**Exercise aim**
Search the records for "text" and copy each line that holds it.

####

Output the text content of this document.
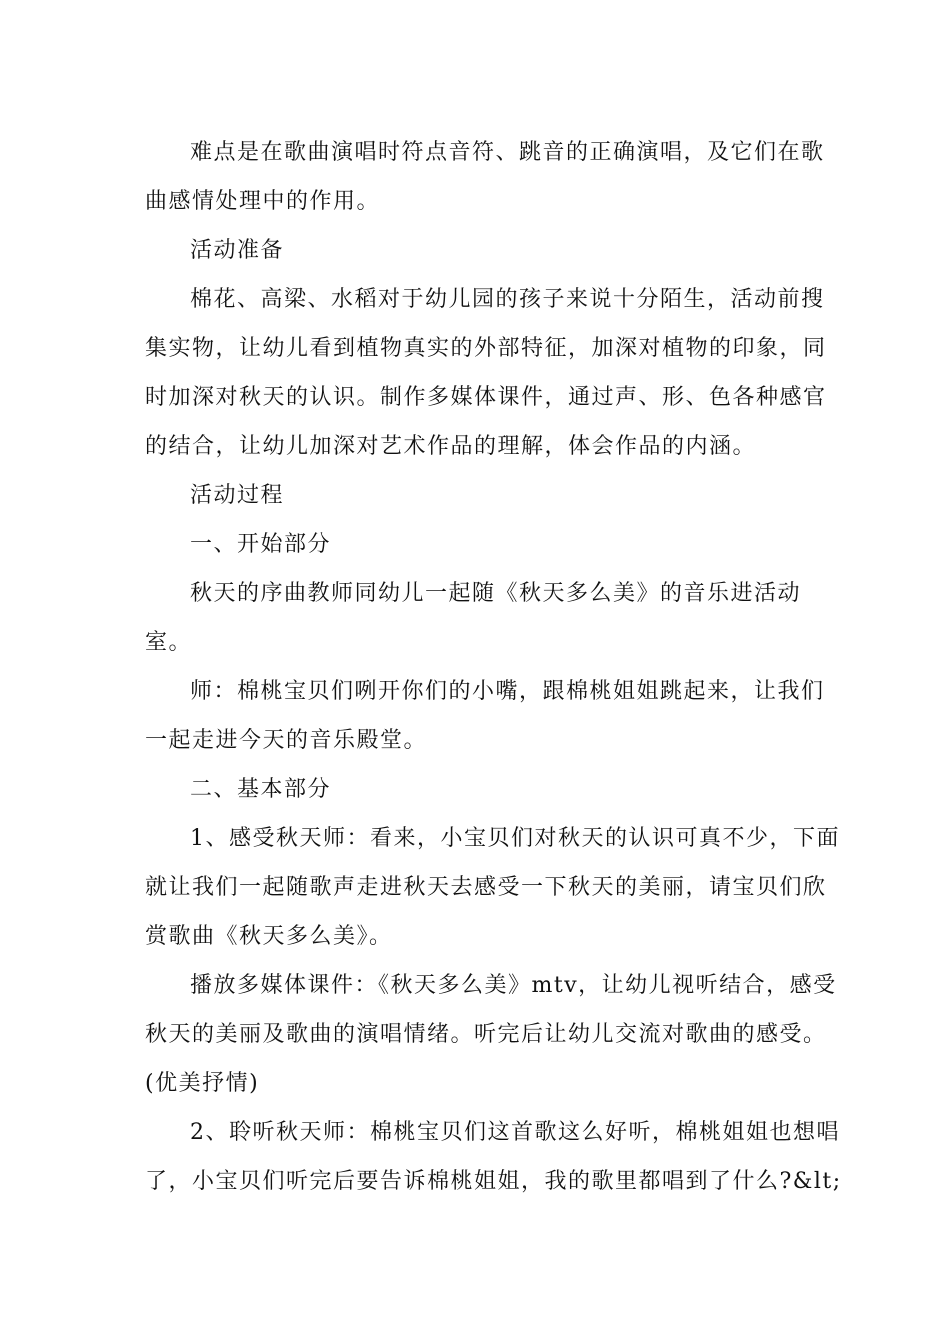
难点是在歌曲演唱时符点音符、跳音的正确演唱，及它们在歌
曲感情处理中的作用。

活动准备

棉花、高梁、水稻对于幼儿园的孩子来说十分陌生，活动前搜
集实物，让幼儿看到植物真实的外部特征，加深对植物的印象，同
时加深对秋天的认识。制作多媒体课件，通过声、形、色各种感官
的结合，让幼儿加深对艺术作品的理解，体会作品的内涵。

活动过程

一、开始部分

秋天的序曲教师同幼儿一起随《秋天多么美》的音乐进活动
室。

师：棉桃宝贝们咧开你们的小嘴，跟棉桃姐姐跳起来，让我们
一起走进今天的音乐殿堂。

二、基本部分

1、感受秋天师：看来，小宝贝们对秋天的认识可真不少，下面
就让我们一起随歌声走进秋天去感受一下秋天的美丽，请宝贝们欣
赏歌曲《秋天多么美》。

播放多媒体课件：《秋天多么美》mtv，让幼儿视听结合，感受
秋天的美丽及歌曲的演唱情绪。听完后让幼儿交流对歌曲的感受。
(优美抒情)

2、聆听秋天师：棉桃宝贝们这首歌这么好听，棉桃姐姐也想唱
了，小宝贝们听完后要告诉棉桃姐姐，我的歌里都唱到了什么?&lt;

####

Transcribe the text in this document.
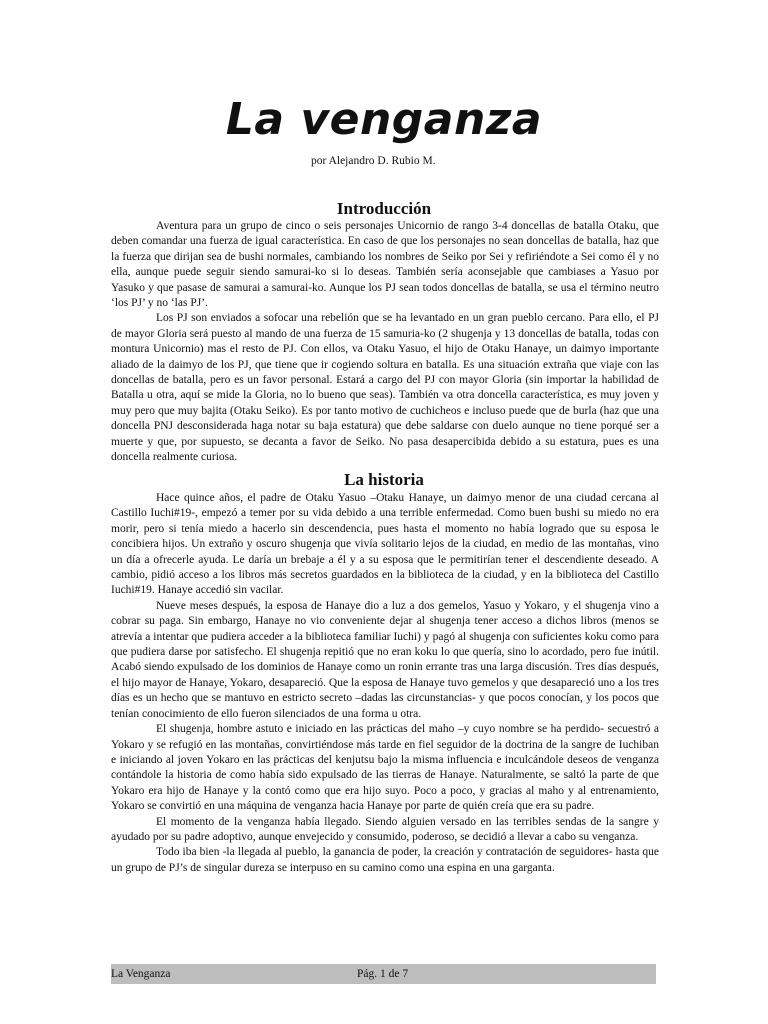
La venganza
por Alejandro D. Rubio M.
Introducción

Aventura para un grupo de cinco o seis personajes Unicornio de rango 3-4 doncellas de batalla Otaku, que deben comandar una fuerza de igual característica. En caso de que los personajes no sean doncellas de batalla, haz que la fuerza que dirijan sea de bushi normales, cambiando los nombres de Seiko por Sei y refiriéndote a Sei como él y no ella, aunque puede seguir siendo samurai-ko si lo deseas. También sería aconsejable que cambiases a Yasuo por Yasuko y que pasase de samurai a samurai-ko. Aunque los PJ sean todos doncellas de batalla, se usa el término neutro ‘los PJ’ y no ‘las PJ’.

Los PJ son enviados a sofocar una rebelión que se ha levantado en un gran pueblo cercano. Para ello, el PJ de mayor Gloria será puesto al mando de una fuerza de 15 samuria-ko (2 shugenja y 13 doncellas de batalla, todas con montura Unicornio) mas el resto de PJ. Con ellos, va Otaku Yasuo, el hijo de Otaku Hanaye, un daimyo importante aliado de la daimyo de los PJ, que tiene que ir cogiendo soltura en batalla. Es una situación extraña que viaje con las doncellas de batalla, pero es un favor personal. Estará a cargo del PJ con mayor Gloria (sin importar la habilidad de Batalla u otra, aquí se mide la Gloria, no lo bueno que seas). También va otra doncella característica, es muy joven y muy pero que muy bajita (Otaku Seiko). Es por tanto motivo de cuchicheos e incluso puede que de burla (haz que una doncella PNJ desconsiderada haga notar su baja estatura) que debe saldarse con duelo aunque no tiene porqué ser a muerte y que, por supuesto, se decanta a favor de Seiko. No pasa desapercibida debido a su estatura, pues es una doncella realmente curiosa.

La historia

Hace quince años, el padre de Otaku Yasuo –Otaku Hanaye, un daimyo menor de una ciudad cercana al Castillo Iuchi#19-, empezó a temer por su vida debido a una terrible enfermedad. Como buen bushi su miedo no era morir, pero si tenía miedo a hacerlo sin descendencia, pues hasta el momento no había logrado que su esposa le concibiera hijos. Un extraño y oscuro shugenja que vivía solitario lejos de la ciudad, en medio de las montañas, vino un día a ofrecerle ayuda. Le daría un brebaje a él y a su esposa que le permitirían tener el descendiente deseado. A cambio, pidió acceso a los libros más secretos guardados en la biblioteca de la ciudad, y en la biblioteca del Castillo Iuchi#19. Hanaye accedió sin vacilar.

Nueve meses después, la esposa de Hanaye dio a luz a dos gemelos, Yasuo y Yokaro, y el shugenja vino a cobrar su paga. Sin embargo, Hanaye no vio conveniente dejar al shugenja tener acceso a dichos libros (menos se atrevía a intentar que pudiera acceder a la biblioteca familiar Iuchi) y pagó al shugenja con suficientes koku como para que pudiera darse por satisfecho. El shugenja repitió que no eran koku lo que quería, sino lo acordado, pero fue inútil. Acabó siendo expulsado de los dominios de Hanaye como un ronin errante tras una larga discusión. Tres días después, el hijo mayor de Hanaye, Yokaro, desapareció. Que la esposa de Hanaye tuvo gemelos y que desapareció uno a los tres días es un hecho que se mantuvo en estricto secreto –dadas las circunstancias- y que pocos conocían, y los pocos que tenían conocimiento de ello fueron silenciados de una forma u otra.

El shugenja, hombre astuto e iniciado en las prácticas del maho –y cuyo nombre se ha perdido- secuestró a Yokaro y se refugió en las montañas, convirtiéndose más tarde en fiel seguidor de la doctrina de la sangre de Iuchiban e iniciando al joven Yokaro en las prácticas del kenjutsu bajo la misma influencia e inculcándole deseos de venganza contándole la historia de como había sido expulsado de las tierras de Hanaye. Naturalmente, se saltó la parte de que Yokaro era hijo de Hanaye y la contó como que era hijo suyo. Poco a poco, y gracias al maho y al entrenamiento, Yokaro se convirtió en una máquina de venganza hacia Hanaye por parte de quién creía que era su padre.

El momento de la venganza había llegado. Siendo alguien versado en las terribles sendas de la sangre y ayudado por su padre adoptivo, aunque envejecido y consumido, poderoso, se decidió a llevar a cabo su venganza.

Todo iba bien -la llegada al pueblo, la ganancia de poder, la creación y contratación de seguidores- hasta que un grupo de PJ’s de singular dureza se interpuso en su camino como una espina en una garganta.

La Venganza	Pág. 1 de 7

####

**Answer to this problem**
Output the text content of this document.
Transcribe the text in this document.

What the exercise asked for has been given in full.